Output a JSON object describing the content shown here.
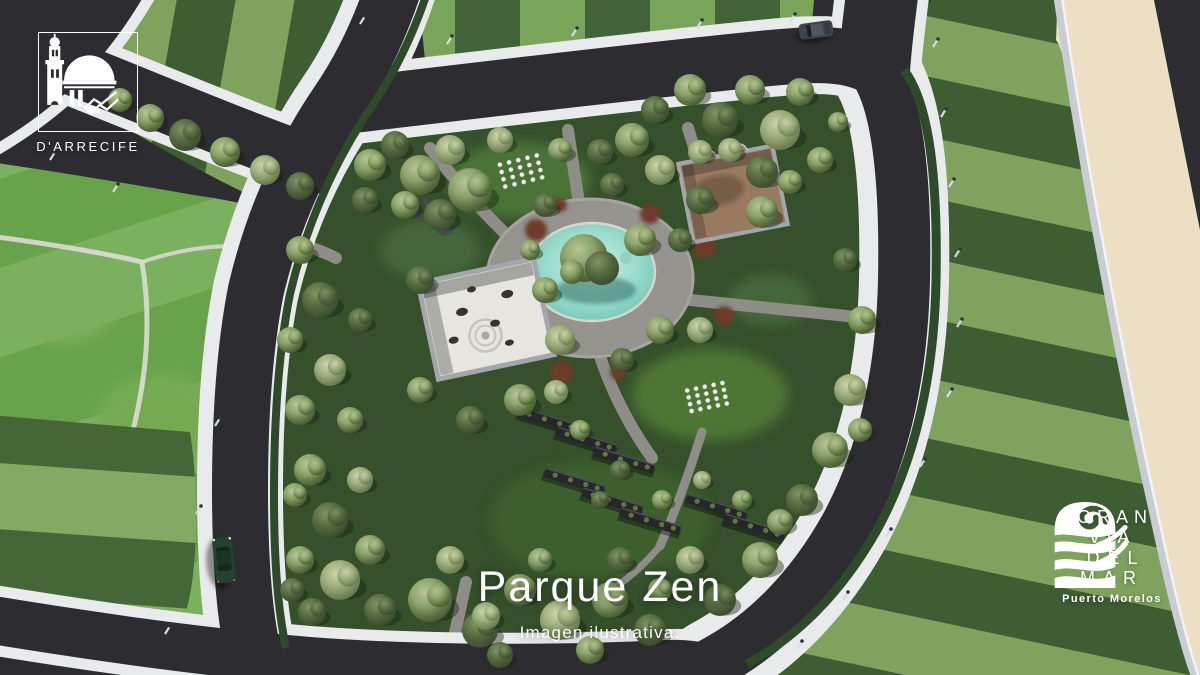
{
  "scene": {
    "description": "Aerial 3D render of a landscaped park block surrounded by roads, striped lawns and a sand strip",
    "features": [
      "central fountain pond with tree island",
      "zen gravel garden enclosure",
      "walled terracotta courtyard",
      "community garden pergola rows",
      "white event chairs on lawn",
      "green sedan on road",
      "dark suv on road"
    ]
  },
  "branding": {
    "developer_badge": {
      "label": "D'ARRECIFE"
    },
    "title": "Parque Zen",
    "subtitle": "Imagen ilustrativa.",
    "master_brand": {
      "line1": "GRAN VÍA",
      "line2": "DEL MAR",
      "tagline": "Puerto Morelos"
    }
  },
  "colors": {
    "asphalt": "#2d2c30",
    "sidewalk": "#e9eaec",
    "curb": "#c9cdd3",
    "lawn_dark": "#3e5d33",
    "lawn_light": "#7fa35e",
    "lawn_dark2": "#456636",
    "lawn_light2": "#83a964",
    "top_dark": "#42633a",
    "top_light": "#79a55a",
    "lawn_bright_a": "#68a34b",
    "lawn_bright_b": "#7bb05e",
    "park_ground": "#35502b",
    "glade": "#4d7635",
    "sand": "#ecdfc4",
    "pond_light": "#cdeee6",
    "pond_mid": "#9adccd",
    "pond_deep": "#6bbfae",
    "plaza": "#94938e",
    "path": "#8e8d88",
    "gravel": "#e7e5df",
    "terracotta": "#9a7961",
    "wall": "#a3a6ab",
    "shrub_red": "#6e3a2b",
    "hedge": "#2f4a2a",
    "car_green": "#24422f",
    "car_suv": "#3f434b",
    "text": "#ffffff"
  }
}
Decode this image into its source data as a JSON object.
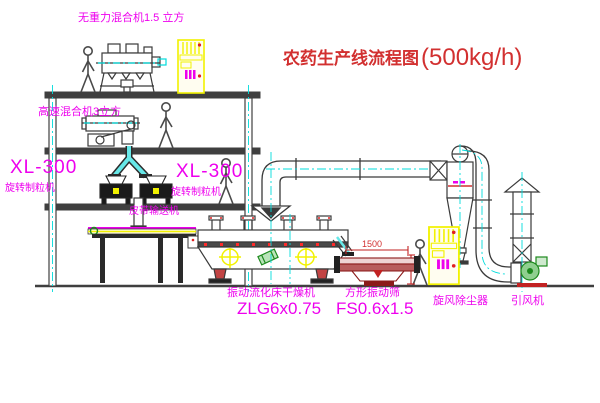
{
  "title": {
    "main": "农药生产线流程图",
    "capacity": "(500kg/h)"
  },
  "labels": {
    "top_mixer": "无重力混合机1.5 立方",
    "floor2_mixer": "高速混合机3立方",
    "granulator_left_model": "XL-300",
    "granulator_left_name": "旋转制粒机",
    "granulator_right_model": "XL-300",
    "granulator_right_name": "旋转制粒机",
    "belt_conveyor": "皮带输送机",
    "dryer_name": "振动流化床干燥机",
    "dryer_model": "ZLG6x0.75",
    "sieve_name": "方形振动筛",
    "sieve_model": "FS0.6x1.5",
    "cyclone": "旋风除尘器",
    "fan": "引风机",
    "dim_sieve_width": "1500"
  },
  "colors": {
    "line": "#404040",
    "centerline_cyan": "#00dcdc",
    "label_magenta": "#ee00ee",
    "title_red": "#d23030",
    "highlight_yellow": "#f2f200",
    "equipment_green": "#1d8a1d",
    "equipment_red": "#c22222",
    "background": "#ffffff"
  }
}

* [Task description]: Leave out every picture, and write out exactly the lines from the one bearing "Decode this image" through the final line.

* [Output of the exercise]:
Decode this image into its source data as a JSON object.
{
  "title": {
    "main": "农药生产线流程图",
    "capacity": "(500kg/h)"
  },
  "labels": {
    "top_mixer": "无重力混合机1.5 立方",
    "floor2_mixer": "高速混合机3立方",
    "granulator_left_model": "XL-300",
    "granulator_left_name": "旋转制粒机",
    "granulator_right_model": "XL-300",
    "granulator_right_name": "旋转制粒机",
    "belt_conveyor": "皮带输送机",
    "dryer_name": "振动流化床干燥机",
    "dryer_model": "ZLG6x0.75",
    "sieve_name": "方形振动筛",
    "sieve_model": "FS0.6x1.5",
    "cyclone": "旋风除尘器",
    "fan": "引风机",
    "dim_sieve_width": "1500"
  },
  "colors": {
    "line": "#404040",
    "centerline_cyan": "#00dcdc",
    "label_magenta": "#ee00ee",
    "title_red": "#d23030",
    "highlight_yellow": "#f2f200",
    "equipment_green": "#1d8a1d",
    "equipment_red": "#c22222",
    "background": "#ffffff"
  }
}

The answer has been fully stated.